» WORK INSTRUCTIONS
Every record below should be printed exactly as it appears.

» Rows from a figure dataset
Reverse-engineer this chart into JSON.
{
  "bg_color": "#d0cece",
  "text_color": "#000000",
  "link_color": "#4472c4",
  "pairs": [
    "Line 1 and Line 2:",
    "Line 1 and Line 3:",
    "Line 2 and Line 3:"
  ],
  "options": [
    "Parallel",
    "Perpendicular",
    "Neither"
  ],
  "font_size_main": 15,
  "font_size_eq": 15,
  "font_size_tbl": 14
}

» FULL OUTPUT
Reverse-engineer this chart into JSON.
{
  "bg_color": "#d0cece",
  "text_color": "#000000",
  "link_color": "#4472c4",
  "pairs": [
    "Line 1 and Line 2:",
    "Line 1 and Line 3:",
    "Line 2 and Line 3:"
  ],
  "options": [
    "Parallel",
    "Perpendicular",
    "Neither"
  ],
  "font_size_main": 15,
  "font_size_eq": 15,
  "font_size_tbl": 14
}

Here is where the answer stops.